The records below are to be copied word for word, with every picture left out.

________

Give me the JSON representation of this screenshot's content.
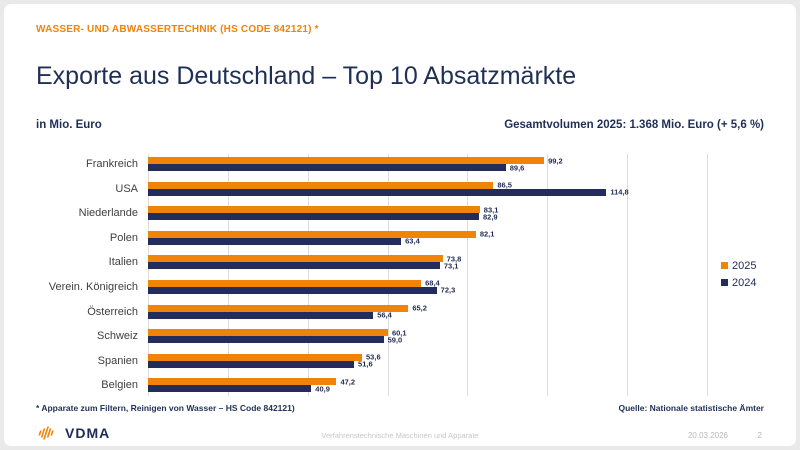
{
  "header": {
    "kicker": "WASSER- UND ABWASSERTECHNIK (HS CODE 842121) *",
    "title": "Exporte aus Deutschland – Top 10 Absatzmärkte",
    "unit_label": "in Mio. Euro",
    "total_label": "Gesamtvolumen 2025: 1.368 Mio. Euro (+ 5,6 %)"
  },
  "chart_data": {
    "type": "bar",
    "orientation": "horizontal",
    "title": "Exporte aus Deutschland – Top 10 Absatzmärkte",
    "xlabel": "Mio. Euro",
    "ylabel": "",
    "xlim": [
      0,
      140
    ],
    "gridline_interval": 20,
    "grid": true,
    "legend_position": "right",
    "categories": [
      "Frankreich",
      "USA",
      "Niederlande",
      "Polen",
      "Italien",
      "Verein. Königreich",
      "Österreich",
      "Schweiz",
      "Spanien",
      "Belgien"
    ],
    "series": [
      {
        "name": "2025",
        "color": "#F08408",
        "values": [
          99.2,
          86.5,
          83.1,
          82.1,
          73.8,
          68.4,
          65.2,
          60.1,
          53.6,
          47.2
        ],
        "labels": [
          "99,2",
          "86,5",
          "83,1",
          "82,1",
          "73,8",
          "68,4",
          "65,2",
          "60,1",
          "53,6",
          "47,2"
        ]
      },
      {
        "name": "2024",
        "color": "#232D5B",
        "values": [
          89.6,
          114.8,
          82.9,
          63.4,
          73.1,
          72.3,
          56.4,
          59.0,
          51.6,
          40.9
        ],
        "labels": [
          "89,6",
          "114,8",
          "82,9",
          "63,4",
          "73,1",
          "72,3",
          "56,4",
          "59,0",
          "51,6",
          "40,9"
        ]
      }
    ]
  },
  "legend": [
    {
      "label": "2025",
      "color": "#F08408"
    },
    {
      "label": "2024",
      "color": "#232D5B"
    }
  ],
  "footer": {
    "footnote": "* Apparate zum Filtern, Reinigen von Wasser – HS Code 842121)",
    "source": "Quelle: Nationale statistische Ämter",
    "center_text": "Verfahrenstechnische Maschinen und Apparate",
    "date": "20.03.2026",
    "page": "2"
  },
  "logo": {
    "text": "VDMA",
    "icon": "vdma-waves-icon"
  },
  "theme": {
    "accent_orange": "#F08408",
    "navy": "#1F3056",
    "grid_color": "#dcdcdc"
  }
}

________

- **Answer to this exercise**
Give me the JSON representation of this screenshot's content.
{
  "header": {
    "kicker": "WASSER- UND ABWASSERTECHNIK (HS CODE 842121) *",
    "title": "Exporte aus Deutschland – Top 10 Absatzmärkte",
    "unit_label": "in Mio. Euro",
    "total_label": "Gesamtvolumen 2025: 1.368 Mio. Euro (+ 5,6 %)"
  },
  "chart_data": {
    "type": "bar",
    "orientation": "horizontal",
    "title": "Exporte aus Deutschland – Top 10 Absatzmärkte",
    "xlabel": "Mio. Euro",
    "ylabel": "",
    "xlim": [
      0,
      140
    ],
    "gridline_interval": 20,
    "grid": true,
    "legend_position": "right",
    "categories": [
      "Frankreich",
      "USA",
      "Niederlande",
      "Polen",
      "Italien",
      "Verein. Königreich",
      "Österreich",
      "Schweiz",
      "Spanien",
      "Belgien"
    ],
    "series": [
      {
        "name": "2025",
        "color": "#F08408",
        "values": [
          99.2,
          86.5,
          83.1,
          82.1,
          73.8,
          68.4,
          65.2,
          60.1,
          53.6,
          47.2
        ],
        "labels": [
          "99,2",
          "86,5",
          "83,1",
          "82,1",
          "73,8",
          "68,4",
          "65,2",
          "60,1",
          "53,6",
          "47,2"
        ]
      },
      {
        "name": "2024",
        "color": "#232D5B",
        "values": [
          89.6,
          114.8,
          82.9,
          63.4,
          73.1,
          72.3,
          56.4,
          59.0,
          51.6,
          40.9
        ],
        "labels": [
          "89,6",
          "114,8",
          "82,9",
          "63,4",
          "73,1",
          "72,3",
          "56,4",
          "59,0",
          "51,6",
          "40,9"
        ]
      }
    ]
  },
  "legend": [
    {
      "label": "2025",
      "color": "#F08408"
    },
    {
      "label": "2024",
      "color": "#232D5B"
    }
  ],
  "footer": {
    "footnote": "* Apparate zum Filtern, Reinigen von Wasser – HS Code 842121)",
    "source": "Quelle: Nationale statistische Ämter",
    "center_text": "Verfahrenstechnische Maschinen und Apparate",
    "date": "20.03.2026",
    "page": "2"
  },
  "logo": {
    "text": "VDMA",
    "icon": "vdma-waves-icon"
  },
  "theme": {
    "accent_orange": "#F08408",
    "navy": "#1F3056",
    "grid_color": "#dcdcdc"
  }
}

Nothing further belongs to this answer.